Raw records
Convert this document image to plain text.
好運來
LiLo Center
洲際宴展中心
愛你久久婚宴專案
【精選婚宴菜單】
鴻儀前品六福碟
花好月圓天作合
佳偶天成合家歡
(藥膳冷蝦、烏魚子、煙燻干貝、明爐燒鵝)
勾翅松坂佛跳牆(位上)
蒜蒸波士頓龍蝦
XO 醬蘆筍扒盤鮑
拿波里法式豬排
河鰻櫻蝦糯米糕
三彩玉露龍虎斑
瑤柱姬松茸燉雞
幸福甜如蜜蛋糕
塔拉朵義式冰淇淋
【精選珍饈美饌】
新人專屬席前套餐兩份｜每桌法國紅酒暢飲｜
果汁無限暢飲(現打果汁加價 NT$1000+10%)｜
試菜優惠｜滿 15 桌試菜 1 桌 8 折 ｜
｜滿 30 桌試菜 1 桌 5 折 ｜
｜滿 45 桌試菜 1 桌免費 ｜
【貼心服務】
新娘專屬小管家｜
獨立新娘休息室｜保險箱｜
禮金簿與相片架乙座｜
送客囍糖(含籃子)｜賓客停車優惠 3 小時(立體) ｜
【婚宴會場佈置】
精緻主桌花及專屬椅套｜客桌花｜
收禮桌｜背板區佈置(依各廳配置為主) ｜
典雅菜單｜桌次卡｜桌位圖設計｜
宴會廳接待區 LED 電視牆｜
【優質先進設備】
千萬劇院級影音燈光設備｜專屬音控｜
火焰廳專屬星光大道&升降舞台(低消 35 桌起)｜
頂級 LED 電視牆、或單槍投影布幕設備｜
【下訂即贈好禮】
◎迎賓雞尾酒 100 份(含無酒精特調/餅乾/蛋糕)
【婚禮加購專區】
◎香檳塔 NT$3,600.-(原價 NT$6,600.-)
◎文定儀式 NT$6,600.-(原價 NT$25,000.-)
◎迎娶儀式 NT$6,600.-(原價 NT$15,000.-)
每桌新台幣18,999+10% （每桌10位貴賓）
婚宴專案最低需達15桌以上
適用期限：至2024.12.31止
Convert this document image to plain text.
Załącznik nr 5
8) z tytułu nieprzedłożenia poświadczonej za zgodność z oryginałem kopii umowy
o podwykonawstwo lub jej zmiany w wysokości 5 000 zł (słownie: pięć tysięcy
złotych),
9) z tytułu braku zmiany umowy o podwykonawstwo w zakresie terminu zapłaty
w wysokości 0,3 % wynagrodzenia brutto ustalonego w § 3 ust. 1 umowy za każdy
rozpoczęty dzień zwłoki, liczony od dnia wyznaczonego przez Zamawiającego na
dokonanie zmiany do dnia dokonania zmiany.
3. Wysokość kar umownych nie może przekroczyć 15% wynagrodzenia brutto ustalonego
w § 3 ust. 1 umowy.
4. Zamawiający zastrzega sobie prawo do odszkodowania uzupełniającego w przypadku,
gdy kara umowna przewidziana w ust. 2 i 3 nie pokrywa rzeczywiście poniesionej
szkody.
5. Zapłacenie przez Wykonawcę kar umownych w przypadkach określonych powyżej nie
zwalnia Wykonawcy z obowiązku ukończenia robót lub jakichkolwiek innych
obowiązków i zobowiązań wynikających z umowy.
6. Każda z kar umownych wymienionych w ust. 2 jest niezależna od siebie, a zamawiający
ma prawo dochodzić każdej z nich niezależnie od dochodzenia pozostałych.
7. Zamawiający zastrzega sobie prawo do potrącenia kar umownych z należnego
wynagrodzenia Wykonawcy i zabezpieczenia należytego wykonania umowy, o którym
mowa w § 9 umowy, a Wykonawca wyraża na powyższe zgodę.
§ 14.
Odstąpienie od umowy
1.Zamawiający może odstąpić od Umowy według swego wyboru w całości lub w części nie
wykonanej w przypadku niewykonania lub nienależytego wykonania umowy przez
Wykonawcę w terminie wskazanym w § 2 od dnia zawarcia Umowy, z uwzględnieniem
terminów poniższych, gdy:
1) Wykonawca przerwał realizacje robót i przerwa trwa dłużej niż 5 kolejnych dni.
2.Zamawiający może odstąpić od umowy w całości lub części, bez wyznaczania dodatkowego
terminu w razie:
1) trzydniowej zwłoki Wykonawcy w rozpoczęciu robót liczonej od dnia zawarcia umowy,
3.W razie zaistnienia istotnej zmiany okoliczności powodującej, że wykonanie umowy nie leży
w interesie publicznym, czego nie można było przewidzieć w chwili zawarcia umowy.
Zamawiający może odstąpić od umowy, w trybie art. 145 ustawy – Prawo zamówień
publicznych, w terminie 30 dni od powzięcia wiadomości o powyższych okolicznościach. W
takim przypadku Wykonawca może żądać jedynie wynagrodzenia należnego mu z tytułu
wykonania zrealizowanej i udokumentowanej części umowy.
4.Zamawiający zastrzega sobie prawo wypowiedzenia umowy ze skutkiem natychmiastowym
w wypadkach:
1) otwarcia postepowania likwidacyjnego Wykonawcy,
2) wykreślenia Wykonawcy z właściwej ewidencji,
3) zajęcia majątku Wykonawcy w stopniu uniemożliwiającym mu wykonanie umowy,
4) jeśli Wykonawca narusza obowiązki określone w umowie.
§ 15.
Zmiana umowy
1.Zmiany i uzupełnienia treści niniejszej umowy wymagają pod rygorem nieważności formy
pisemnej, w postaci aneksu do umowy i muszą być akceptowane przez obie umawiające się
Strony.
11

**WRITTEN PROBLEM**
Extract all lines that hold the word "brutto".

**OUTPUT FOR THIS TASK**
w wysokości 0,3 % wynagrodzenia brutto ustalonego w § 3 ust. 1 umowy za każdy
3. Wysokość kar umownych nie może przekroczyć 15% wynagrodzenia brutto ustalonego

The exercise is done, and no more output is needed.